** TASK TO COMPLETE **
Without the images, write out all of the following entries exactly.

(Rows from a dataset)
________________

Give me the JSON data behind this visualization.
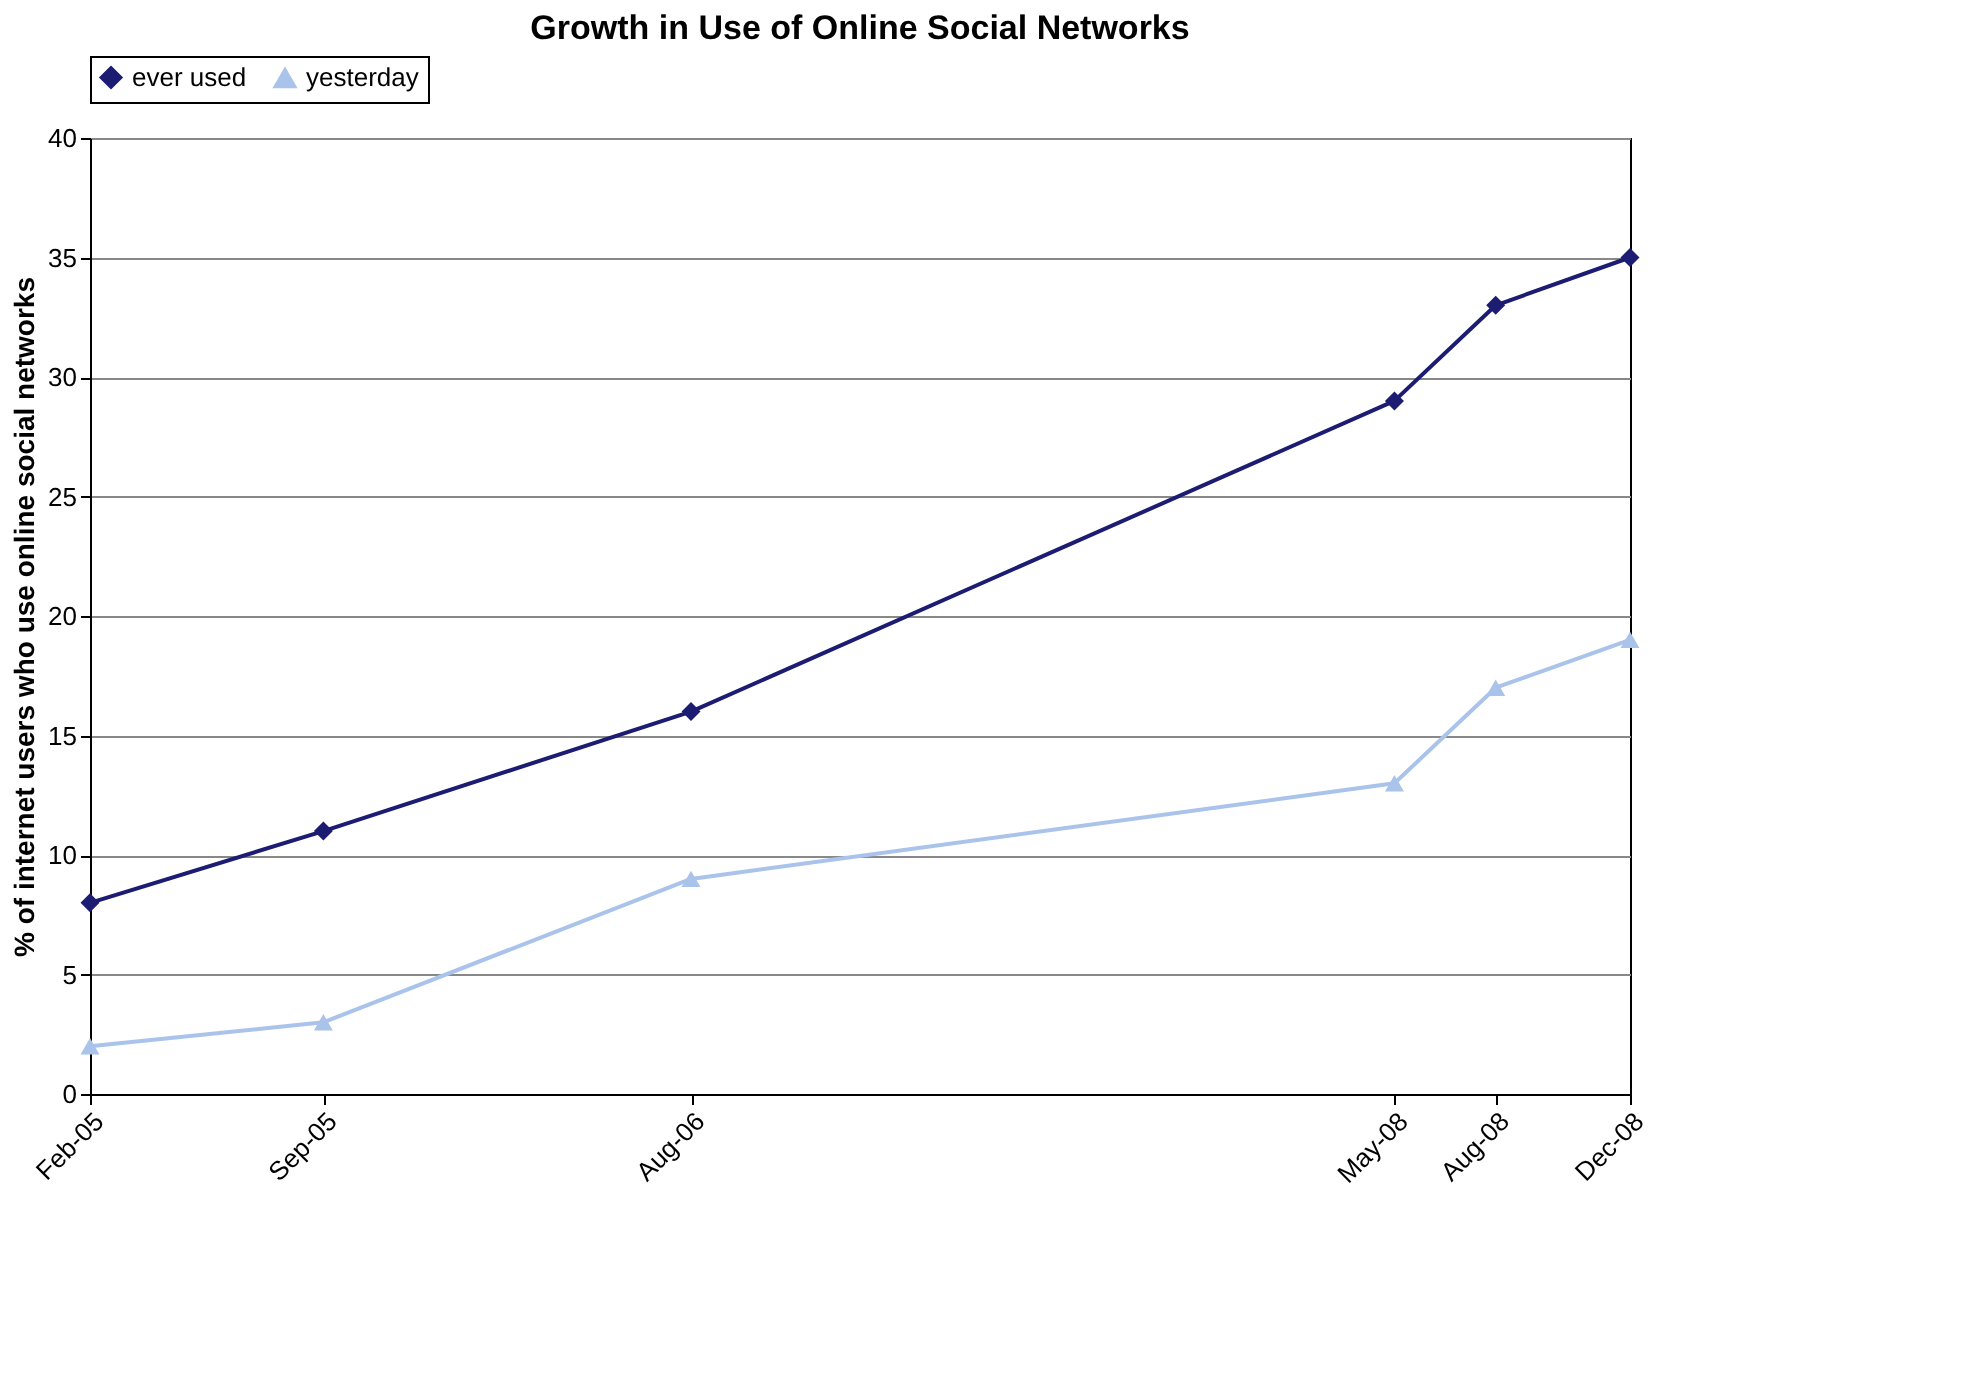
{
  "chart_data": {
    "type": "line",
    "title": "Growth in Use of Online Social Networks",
    "ylabel": "% of internet users who use online social networks",
    "x": [
      "2005-02",
      "2005-09",
      "2006-08",
      "2008-05",
      "2008-08",
      "2008-12"
    ],
    "series": [
      {
        "name": "ever used",
        "color": "#1c1c72",
        "marker": "diamond",
        "values": [
          8,
          11,
          16,
          29,
          33,
          35
        ]
      },
      {
        "name": "yesterday",
        "color": "#a9c3ea",
        "marker": "triangle",
        "values": [
          2,
          3,
          9,
          13,
          17,
          19
        ]
      }
    ],
    "xlim": [
      "2005-02",
      "2008-12"
    ],
    "xticks": [
      {
        "value": "2005-02",
        "label": "Feb-05"
      },
      {
        "value": "2005-09",
        "label": "Sep-05"
      },
      {
        "value": "2006-08",
        "label": "Aug-06"
      },
      {
        "value": "2008-05",
        "label": "May-08"
      },
      {
        "value": "2008-08",
        "label": "Aug-08"
      },
      {
        "value": "2008-12",
        "label": "Dec-08"
      }
    ],
    "ylim": [
      0,
      40
    ],
    "yticks": [
      0,
      5,
      10,
      15,
      20,
      25,
      30,
      35,
      40
    ],
    "grid": "y",
    "legend": "top",
    "line_style": "solid"
  }
}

________________

** RESPONSE BELOW **
Give me the JSON data behind this visualization.
{
  "chart_data": {
    "type": "line",
    "title": "Growth in Use of Online Social Networks",
    "ylabel": "% of internet users who use online social networks",
    "x": [
      "2005-02",
      "2005-09",
      "2006-08",
      "2008-05",
      "2008-08",
      "2008-12"
    ],
    "series": [
      {
        "name": "ever used",
        "color": "#1c1c72",
        "marker": "diamond",
        "values": [
          8,
          11,
          16,
          29,
          33,
          35
        ]
      },
      {
        "name": "yesterday",
        "color": "#a9c3ea",
        "marker": "triangle",
        "values": [
          2,
          3,
          9,
          13,
          17,
          19
        ]
      }
    ],
    "xlim": [
      "2005-02",
      "2008-12"
    ],
    "xticks": [
      {
        "value": "2005-02",
        "label": "Feb-05"
      },
      {
        "value": "2005-09",
        "label": "Sep-05"
      },
      {
        "value": "2006-08",
        "label": "Aug-06"
      },
      {
        "value": "2008-05",
        "label": "May-08"
      },
      {
        "value": "2008-08",
        "label": "Aug-08"
      },
      {
        "value": "2008-12",
        "label": "Dec-08"
      }
    ],
    "ylim": [
      0,
      40
    ],
    "yticks": [
      0,
      5,
      10,
      15,
      20,
      25,
      30,
      35,
      40
    ],
    "grid": "y",
    "legend": "top",
    "line_style": "solid"
  }
}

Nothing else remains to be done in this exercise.